All patients operated after 72 hours in this study had mortality within first 18 months of injury (Table 3).
Discussion
Aging population is rapidly increasing, age related medical and surgical problems are a big challenge for medical health provider globally. By 2050, the population who are 65 or more years of age is estimated to be about 1.5 billion, representing 16% of the global population by WHO estimation [9]. Neck of femur (NOF) fractures are the most common injury and cause of admission in hospital among elderly population and a significant burden on healthcare system. Because such patients require longer hospital stay for their acute and chronic medical care [10]. Garden classification is the most common classification used for describing neck of femur fracture. Reliability of classification improves when the Garden classification is simplified in a classification using the terms: 'non-displaced' or 'displaced' fractures [11].
There are many different methods for neck of femur fracture fixation which have been described in orthopedic literature. Common methods of hip fracture management are DHS, screw and plate fixation, hemiarthroplasty or total hip replacement (THR). Decisions of management are according to fracture patron, functional requirements, patient age, co-morbidity, and risk factors for surgery and anesthesia [9].
----------
## TO DO
1: In the passage on neck of femur fractures, rewrite the paragraph beginning "Aging population is rapidly increasing" as a short bulleted list that keeps its main facts.
2: From the passage on neck of femur fractures, reproduce word for word the part from "There are many" to "and anesthesia [9].".
3: Answer these questions from the passage on neck of femur fractures:
(a) What happened to all patients in the study who were operated on after 72 hours?
(b) Which classification is most commonly used to describe neck of femur fractures?
(c) What are the common methods of hip fracture management named in the passage?

## INFORMATION
----------
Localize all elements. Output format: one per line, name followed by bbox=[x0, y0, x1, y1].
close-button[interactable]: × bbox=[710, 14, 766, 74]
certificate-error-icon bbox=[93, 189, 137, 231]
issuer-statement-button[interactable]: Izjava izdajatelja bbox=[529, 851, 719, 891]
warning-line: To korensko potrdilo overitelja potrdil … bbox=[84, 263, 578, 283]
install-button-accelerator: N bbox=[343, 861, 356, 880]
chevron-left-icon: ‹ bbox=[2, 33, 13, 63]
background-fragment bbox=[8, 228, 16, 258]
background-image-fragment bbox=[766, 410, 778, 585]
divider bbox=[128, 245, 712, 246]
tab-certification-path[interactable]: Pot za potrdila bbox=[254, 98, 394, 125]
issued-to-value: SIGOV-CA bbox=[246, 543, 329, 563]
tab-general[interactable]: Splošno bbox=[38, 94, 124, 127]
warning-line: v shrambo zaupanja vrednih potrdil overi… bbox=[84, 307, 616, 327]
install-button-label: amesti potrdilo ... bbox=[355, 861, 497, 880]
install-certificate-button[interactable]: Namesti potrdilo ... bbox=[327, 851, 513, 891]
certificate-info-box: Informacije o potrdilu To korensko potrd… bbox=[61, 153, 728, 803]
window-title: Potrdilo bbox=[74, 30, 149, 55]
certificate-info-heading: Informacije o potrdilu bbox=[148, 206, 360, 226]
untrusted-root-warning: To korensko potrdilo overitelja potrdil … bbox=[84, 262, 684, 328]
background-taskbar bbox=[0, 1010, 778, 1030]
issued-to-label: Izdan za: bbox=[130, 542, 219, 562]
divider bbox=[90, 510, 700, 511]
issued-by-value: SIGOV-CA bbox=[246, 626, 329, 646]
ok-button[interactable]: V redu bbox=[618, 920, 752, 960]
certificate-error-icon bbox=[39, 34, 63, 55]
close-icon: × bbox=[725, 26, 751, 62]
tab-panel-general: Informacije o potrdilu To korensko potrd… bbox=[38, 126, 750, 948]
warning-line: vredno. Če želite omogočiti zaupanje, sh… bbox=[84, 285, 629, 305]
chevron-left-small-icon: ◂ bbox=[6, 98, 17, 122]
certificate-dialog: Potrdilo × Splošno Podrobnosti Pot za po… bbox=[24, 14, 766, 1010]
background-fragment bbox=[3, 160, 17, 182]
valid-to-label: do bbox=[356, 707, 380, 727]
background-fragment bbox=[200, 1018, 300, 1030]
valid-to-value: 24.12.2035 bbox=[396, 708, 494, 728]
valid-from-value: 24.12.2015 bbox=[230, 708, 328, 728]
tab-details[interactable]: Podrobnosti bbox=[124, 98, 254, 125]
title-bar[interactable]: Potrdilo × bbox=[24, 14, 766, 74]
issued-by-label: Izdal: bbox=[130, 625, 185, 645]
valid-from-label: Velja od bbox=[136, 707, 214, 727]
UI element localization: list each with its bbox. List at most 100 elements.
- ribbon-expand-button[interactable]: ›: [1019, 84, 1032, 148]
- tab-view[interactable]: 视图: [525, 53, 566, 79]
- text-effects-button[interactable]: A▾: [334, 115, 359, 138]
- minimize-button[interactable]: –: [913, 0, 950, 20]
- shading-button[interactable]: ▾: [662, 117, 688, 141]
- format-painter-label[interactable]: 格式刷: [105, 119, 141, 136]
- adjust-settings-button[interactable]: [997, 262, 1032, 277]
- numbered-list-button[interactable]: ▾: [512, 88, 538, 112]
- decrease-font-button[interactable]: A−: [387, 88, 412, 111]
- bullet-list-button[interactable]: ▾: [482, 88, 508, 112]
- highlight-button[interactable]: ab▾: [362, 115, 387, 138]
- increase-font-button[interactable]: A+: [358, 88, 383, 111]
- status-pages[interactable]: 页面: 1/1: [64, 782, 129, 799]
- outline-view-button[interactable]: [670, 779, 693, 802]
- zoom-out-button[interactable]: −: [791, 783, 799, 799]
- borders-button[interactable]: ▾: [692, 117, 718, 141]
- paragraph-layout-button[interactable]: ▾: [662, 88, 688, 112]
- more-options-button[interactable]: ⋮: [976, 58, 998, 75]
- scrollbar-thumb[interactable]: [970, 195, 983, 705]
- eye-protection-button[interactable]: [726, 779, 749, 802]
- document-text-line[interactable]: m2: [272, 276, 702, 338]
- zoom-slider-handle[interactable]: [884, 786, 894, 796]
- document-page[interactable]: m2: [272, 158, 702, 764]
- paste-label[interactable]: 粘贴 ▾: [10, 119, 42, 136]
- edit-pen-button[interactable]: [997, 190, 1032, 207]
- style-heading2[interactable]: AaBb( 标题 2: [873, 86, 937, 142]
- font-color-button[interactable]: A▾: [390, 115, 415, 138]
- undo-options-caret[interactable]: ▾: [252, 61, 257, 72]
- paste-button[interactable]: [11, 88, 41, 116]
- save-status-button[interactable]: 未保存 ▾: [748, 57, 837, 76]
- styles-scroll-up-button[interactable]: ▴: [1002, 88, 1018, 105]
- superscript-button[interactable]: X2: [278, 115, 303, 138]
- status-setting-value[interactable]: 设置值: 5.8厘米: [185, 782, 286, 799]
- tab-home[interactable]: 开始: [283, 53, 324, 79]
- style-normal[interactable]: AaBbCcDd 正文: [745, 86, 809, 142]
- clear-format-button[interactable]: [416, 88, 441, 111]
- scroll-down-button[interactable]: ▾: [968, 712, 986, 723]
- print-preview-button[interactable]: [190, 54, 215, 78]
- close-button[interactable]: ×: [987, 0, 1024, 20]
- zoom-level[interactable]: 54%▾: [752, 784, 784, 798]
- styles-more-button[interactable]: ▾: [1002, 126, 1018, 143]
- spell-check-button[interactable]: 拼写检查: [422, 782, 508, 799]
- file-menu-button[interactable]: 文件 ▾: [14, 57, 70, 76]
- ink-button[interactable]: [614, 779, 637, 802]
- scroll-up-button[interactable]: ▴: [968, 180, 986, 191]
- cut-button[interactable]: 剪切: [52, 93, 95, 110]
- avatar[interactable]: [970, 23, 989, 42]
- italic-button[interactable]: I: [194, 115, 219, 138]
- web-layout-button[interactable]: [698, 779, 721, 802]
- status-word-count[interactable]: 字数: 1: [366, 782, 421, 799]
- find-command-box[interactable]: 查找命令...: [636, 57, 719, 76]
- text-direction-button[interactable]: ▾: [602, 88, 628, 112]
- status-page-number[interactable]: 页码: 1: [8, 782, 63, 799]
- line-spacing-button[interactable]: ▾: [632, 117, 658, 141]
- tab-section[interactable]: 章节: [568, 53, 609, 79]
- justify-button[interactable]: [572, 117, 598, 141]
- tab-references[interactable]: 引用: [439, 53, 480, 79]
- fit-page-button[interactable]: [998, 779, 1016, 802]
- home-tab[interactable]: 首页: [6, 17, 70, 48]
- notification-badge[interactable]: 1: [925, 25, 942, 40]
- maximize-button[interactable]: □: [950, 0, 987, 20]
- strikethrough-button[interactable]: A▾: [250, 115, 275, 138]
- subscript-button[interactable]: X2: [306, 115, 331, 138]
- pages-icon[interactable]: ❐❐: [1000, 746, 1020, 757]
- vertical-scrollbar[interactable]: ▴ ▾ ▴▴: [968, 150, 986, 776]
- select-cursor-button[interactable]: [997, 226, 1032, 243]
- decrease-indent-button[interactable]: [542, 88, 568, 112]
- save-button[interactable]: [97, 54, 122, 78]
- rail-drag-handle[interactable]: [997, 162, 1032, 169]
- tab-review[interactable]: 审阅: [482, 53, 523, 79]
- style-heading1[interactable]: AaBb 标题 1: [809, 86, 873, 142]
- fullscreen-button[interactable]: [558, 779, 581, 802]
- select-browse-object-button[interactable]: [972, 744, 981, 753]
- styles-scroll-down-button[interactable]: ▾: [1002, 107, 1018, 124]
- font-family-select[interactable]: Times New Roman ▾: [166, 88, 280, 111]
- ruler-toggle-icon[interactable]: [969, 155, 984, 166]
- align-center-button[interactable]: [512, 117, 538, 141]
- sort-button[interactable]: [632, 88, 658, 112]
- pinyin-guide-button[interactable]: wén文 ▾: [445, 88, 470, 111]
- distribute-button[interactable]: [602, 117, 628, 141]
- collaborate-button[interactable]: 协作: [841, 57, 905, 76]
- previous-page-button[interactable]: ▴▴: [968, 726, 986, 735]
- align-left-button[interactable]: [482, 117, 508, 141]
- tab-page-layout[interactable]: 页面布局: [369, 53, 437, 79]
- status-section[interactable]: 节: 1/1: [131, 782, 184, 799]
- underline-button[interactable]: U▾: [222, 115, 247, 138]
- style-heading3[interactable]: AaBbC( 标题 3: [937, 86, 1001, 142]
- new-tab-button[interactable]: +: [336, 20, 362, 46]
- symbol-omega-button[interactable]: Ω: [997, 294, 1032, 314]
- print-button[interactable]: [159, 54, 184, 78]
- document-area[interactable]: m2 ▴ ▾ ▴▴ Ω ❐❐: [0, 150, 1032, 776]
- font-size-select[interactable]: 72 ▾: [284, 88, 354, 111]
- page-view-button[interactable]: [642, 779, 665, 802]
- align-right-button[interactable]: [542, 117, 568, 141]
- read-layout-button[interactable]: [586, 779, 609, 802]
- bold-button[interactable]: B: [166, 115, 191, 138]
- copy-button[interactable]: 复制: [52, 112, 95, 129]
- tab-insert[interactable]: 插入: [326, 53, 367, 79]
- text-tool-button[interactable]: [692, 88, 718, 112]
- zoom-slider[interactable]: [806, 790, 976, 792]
----------
## ANSWERS PER TASK
1:
- The aging population is growing fast, and age-related medical and surgical problems are a major challenge for health providers worldwide.
- The WHO estimates that by 2050 about 1.5 billion people, 16% of the world's population, will be 65 or older.
- Neck of femur (NOF) fractures are the most common injury and cause of hospital admission among the elderly. They are a heavy burden on healthcare systems because these patients need longer hospital stays for acute and chronic care.
- The Garden classification is the one most often used to describe these fractures. It is more reliable when simplified to "non-displaced" or "displaced" fractures.

2:
There are many different methods for neck of femur fracture fixation which have been described in orthopedic literature. Common methods of hip fracture management are DHS, screw and plate fixation, hemiarthroplasty or total hip replacement (THR). Decisions of management are according to fracture patron, functional requirements, patient age, co-morbidity, and risk factors for surgery and anesthesia [9].

3:
(a) They all died within the first 18 months after injury.
(b) The Garden classification.
(c) DHS, screw and plate fixation, hemiarthroplasty, and total hip replacement (THR).